What you should do =
Count the lines below that contain the word "visar", and reply with that number alone.

Entries provided =
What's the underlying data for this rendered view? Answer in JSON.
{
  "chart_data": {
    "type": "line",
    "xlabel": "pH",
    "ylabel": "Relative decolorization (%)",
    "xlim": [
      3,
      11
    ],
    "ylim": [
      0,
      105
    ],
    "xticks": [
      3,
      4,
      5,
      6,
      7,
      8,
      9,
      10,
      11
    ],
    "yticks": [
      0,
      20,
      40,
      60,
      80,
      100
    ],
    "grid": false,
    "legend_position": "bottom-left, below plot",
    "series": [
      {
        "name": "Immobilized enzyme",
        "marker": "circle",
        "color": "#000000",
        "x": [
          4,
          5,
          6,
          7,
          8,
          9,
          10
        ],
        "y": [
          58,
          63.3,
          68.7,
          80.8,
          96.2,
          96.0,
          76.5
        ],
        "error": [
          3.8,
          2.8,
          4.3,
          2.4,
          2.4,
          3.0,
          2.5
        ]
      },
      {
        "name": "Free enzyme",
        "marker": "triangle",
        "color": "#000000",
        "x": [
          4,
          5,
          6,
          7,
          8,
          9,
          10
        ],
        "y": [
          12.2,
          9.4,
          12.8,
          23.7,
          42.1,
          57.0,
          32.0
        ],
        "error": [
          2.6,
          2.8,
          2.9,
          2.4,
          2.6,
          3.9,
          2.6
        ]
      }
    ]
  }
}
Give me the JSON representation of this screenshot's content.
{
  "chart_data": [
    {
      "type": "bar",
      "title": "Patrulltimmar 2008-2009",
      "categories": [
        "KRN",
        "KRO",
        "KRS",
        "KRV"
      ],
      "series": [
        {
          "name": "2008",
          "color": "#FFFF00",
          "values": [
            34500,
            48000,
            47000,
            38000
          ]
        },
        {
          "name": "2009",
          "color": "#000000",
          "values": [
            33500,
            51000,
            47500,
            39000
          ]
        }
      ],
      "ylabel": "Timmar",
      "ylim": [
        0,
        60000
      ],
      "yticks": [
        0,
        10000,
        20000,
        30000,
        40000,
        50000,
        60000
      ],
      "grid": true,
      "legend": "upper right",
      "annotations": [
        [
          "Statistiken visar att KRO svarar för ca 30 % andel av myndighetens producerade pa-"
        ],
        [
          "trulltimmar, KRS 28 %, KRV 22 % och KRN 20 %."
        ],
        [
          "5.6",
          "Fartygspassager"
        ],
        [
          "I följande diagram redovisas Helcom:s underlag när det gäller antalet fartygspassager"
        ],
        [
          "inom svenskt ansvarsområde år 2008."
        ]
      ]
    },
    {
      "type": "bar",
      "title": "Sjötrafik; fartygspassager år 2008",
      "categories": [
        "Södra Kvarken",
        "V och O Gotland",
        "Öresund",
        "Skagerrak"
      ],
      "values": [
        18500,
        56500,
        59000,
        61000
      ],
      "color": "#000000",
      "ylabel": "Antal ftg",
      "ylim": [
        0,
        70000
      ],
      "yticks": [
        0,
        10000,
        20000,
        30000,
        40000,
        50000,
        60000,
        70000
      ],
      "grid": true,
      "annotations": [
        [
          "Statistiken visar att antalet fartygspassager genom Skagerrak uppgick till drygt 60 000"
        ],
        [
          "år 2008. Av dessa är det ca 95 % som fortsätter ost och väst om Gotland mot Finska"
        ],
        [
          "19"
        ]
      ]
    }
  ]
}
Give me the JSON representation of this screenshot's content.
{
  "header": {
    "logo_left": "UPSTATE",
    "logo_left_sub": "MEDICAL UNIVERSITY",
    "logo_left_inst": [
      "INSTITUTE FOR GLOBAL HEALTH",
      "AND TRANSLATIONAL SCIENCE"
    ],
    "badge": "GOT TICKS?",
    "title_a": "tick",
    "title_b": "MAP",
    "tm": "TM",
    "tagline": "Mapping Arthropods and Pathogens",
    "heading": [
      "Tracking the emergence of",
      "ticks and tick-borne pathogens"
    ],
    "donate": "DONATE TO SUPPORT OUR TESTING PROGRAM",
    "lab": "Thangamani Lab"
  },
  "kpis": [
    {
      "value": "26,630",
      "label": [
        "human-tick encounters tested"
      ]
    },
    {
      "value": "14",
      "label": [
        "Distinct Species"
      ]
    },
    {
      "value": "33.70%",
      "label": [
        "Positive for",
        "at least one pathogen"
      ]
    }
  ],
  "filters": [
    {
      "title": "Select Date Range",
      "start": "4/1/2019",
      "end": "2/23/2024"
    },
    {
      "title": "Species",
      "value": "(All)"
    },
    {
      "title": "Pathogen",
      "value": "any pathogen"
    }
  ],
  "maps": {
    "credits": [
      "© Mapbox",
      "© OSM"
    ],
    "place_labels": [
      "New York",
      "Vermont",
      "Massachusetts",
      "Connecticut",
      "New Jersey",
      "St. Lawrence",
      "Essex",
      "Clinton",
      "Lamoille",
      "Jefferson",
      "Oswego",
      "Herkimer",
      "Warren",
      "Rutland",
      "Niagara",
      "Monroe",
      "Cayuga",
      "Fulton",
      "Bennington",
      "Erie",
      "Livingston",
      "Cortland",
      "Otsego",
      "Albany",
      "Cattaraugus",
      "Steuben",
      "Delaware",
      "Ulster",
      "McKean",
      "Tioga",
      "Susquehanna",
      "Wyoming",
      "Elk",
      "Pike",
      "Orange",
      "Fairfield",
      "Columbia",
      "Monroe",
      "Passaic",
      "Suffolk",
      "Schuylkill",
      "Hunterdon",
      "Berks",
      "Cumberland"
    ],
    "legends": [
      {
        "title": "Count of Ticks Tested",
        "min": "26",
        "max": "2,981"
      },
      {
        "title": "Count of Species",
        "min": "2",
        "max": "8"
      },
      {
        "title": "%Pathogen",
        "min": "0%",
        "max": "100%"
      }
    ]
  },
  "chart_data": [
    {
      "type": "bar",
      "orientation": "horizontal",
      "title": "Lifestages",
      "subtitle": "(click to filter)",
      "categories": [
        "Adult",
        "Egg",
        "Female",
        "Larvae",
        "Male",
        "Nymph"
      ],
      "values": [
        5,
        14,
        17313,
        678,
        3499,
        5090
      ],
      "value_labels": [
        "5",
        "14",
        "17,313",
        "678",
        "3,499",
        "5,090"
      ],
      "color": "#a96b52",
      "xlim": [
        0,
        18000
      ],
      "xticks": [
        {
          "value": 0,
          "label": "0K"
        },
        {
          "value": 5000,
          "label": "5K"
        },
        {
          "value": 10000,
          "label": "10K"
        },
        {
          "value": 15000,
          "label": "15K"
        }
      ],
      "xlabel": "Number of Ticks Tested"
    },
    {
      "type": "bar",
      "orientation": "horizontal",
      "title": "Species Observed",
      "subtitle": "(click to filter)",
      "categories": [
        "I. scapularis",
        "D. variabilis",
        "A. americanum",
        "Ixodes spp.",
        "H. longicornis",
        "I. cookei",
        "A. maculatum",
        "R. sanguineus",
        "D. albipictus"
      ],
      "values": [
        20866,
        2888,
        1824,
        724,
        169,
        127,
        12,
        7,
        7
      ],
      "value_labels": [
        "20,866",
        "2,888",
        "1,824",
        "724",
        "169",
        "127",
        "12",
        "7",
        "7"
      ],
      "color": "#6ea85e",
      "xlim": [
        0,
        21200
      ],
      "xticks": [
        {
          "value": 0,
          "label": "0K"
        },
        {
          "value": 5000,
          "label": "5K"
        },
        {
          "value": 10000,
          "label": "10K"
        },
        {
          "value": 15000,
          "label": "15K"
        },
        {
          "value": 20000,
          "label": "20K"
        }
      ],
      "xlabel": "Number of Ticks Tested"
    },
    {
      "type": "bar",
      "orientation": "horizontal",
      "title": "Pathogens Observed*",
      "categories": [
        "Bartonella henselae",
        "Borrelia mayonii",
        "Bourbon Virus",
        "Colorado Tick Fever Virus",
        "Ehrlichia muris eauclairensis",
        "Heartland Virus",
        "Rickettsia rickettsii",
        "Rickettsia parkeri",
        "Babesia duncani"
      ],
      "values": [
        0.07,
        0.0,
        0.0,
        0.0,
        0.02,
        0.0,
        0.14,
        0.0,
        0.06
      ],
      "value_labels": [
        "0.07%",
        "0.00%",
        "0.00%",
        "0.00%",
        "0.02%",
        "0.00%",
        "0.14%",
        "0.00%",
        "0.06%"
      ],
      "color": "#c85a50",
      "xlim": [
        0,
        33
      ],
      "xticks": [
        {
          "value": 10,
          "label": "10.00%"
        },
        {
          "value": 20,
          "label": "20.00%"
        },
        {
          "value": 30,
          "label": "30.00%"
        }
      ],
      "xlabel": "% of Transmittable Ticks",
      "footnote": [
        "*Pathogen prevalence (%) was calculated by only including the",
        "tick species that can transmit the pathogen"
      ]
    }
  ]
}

Answer for this exercise =
2